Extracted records
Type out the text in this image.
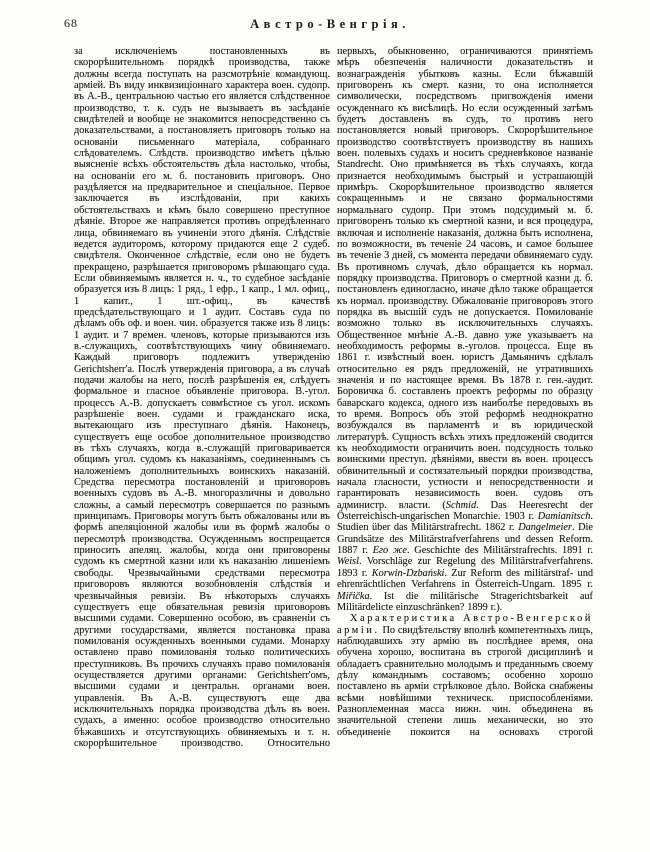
68	Австро-Венгрія.

за исключеніемъ постановленныхъ въ скорорѣшительномъ порядкѣ производства, также должны всегда поступать на разсмотрѣніе командующ. арміей. Въ виду инквизиціоннаго характера воен. судопр. въ А.-В., центральною частью его является слѣдственное производство, т. к. судъ не вызываетъ въ засѣданіе свидѣтелей и вообще не знакомится непосредственно съ доказательствами, а постановляетъ приговоръ только на основаніи письменнаго матеріала, собраннаго слѣдователемъ. Слѣдств. производство имѣетъ цѣлью выясненіе всѣхъ обстоятельствъ дѣла настолько, чтобы, на основаніи его м. б. постановить приговоръ. Оно раздѣляется на предварительное и спеціальное. Первое заключается въ изслѣдованіи, при какихъ обстоятельствахъ и кѣмъ было совершено преступное дѣяніе. Второе же направляется противъ опредѣленнаго лица, обвиняемаго въ учиненіи этого дѣянія. Слѣдствіе ведется аудиторомъ, которому придаются еще 2 судеб. свидѣтеля. Оконченное слѣдствіе, если оно не будетъ прекращено, разрѣшается приговоромъ рѣшающаго суда. Если обвиняемымъ является н. ч., то судебное засѣданіе образуется изъ 8 лицъ: 1 ряд., 1 ефр., 1 капр., 1 мл. офиц., 1 капит., 1 шт.-офиц., въ качествѣ предсѣдательствующаго и 1 аудит. Составъ суда по дѣламъ объ оф. и воен. чин. образуется также изъ 8 лицъ: 1 аудит. и 7 времен. членовъ, которые призываются изъ в.-служащихъ, соотвѣтствующихъ чину обвиняемаго. Каждый приговоръ подлежитъ утвержденію Gerichtsherr'а. Послѣ утвержденія приговора, а въ случаѣ подачи жалобы на него, послѣ разрѣшенія ея, слѣдуетъ формальное и гласное объявленіе приговора. В.-угол. процессъ А.-В. допускаетъ совмѣстное съ угол. искомъ разрѣшеніе воен. судами и гражданскаго иска, вытекающаго изъ преступнаго дѣянія. Наконецъ, существуетъ еще особое дополнительное производство въ тѣхъ случаяхъ, когда в.-служащій приговаривается общимъ угол. судомъ къ наказаніямъ, соединеннымъ съ наложеніемъ дополнительныхъ воинскихъ наказаній. Средства пересмотра постановленій и приговоровъ военныхъ судовъ въ А.-В. многоразличны и довольно сложны, а самый пересмотръ совершается по разнымъ принципамъ. Приговоры могутъ быть обжалованы или въ формѣ апеляціонной жалобы или въ формѣ жалобы о пересмотрѣ производства. Осужденнымъ воспрещается приносить апеляц. жалобы, когда они приговорены судомъ къ смертной казни или къ наказанію лишеніемъ свободы. Чрезвычайными средствами пересмотра приговоровъ являются возобновленія слѣдствія и чрезвычайныя ревизіи. Въ нѣкоторыхъ случаяхъ существуетъ еще обязательная ревизія приговоровъ высшими судами. Совершенно особою, въ сравненіи съ другими государствами, является постановка права помилованія осужденныхъ военными судами. Монарху оставлено право помилованія только политическихъ преступниковъ. Въ прочихъ случаяхъ право помилованія осуществляется другими органами: Gerichtsherr'омъ, высшими судами и центральн. органами воен. управленія. Въ А.-В. существуютъ еще два исключительныхъ порядка производства дѣлъ въ воен. судахъ, а именно: особое производство относительно бѣжавшихъ и отсутствующихъ обвиняемыхъ и т. н. скорорѣшительное производство. Относительно

первыхъ, обыкновенно, ограничиваются принятіемъ мѣръ обезпеченія наличности доказательствъ и вознагражденія убытковъ казны. Если бѣжавшій приговоренъ къ смерт. казни, то она исполняется символически, посредствомъ пригвожденія имени осужденнаго къ висѣлицѣ. Но если осужденный затѣмъ будетъ доставленъ въ судъ, то противъ него постановляется новый приговоръ. Скорорѣшительное производство соотвѣтствуетъ производству въ нашихъ воен. полевыхъ судахъ и носитъ средневѣковое названіе Standrecht. Оно примѣняется въ тѣхъ случаяхъ, когда признается необходимымъ быстрый и устрашающій примѣръ. Скорорѣшительное производство является сокращеннымъ и не связано формальностями нормальнаго судопр. При этомъ подсудимый м. б. приговоренъ только къ смертной казни, и вся процедура, включая и исполненіе наказанія, должна быть исполнена, по возможности, въ теченіе 24 часовъ, и самое большее въ теченіе 3 дней, съ момента передачи обвиняемаго суду. Въ противномъ случаѣ, дѣло обращается къ нормал. порядку производства. Приговоръ о смертной казни д. б. постановленъ единогласно, иначе дѣло также обращается къ нормал. производству. Обжалованіе приговоровъ этого порядка въ высшій судъ не допускается. Помилованіе возможно только въ исключительныхъ случаяхъ. Общественное мнѣніе А.-В. давно уже указываетъ на необходимость реформы в.-уголов. процесса. Еще въ 1861 г. извѣстный воен. юристъ Дамьяничъ сдѣлалъ относительно ея рядъ предложеній, не утратившихъ значенія и по настоящее время. Въ 1878 г. ген.-аудит. Боровичка б. составленъ проектъ реформы по образцу баварскаго кодекса, одного изъ наиболѣе передовыхъ въ то время. Вопросъ объ этой реформѣ неоднократно возбуждался въ парламентѣ и въ юридической литературѣ. Сущность всѣхъ этихъ предложеній сводится къ необходимости ограничить воен. подсудность только воинскими преступ. дѣяніями, ввести въ воен. процессъ обвинительный и состязательный порядки производства, начала гласности, устности и непосредственности и гарантировать независимость воен. судовъ отъ администр. власти. (Schmid. Das Heeresrecht der Österreichisch-ungarischen Monarchie. 1903 г. Damianitsch. Studien über das Militärstrafrecht. 1862 г. Dangelmeier. Die Grundsätze des Militärstrafverfahrens und dessen Reform. 1887 г. Его же. Geschichte des Militärstrafrechts. 1891 г. Weisl. Vorschläge zur Regelung des Militärstrafverfahrens. 1893 г. Korwin-Dzbański. Zur Reform des militärstraf- und ehrenrächtlichen Verfahrens in Österreich-Ungarn. 1895 г. Miřička. Ist die militärische Stragerichtsbarkeit auf Militärdelicte einzuschränken? 1899 г.).

Характеристика Австро-Венгерской арміи. По свидѣтельству вполнѣ компетентныхъ лицъ, наблюдавшихъ эту армію въ послѣднее время, она обучена хорошо, воспитана въ строгой дисциплинѣ и обладаетъ сравнительно молодымъ и преданнымъ своему дѣлу команднымъ составомъ; особенно хорошо поставлено въ арміи стрѣлковое дѣло. Войска снабжены всѣми новѣйшими техническ. приспособленіями. Разноплеменная масса нижн. чин. объединена въ значительной степени лишь механически, но это объединеніе покоится на основахъ строгой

(Instruction):
Take every line from the records above that has the word "Австро" and copy it.

(Response to the task):
68	Австро-Венгрія.
Характеристика Австро-Венгерской арміи. По свидѣтельству вполнѣ компетентныхъ лицъ, наблюдавшихъ эту армію въ послѣднее время, она обучена хорошо, воспитана въ строгой дисциплинѣ и обладаетъ сравнительно молодымъ и преданнымъ своему дѣлу команднымъ составомъ; особенно хорошо поставлено въ арміи стрѣлковое дѣло. Войска снабжены всѣми новѣйшими техническ. приспособленіями. Разноплеменная масса нижн. чин. объединена въ значительной степени лишь механически, но это объединеніе покоится на основахъ строгой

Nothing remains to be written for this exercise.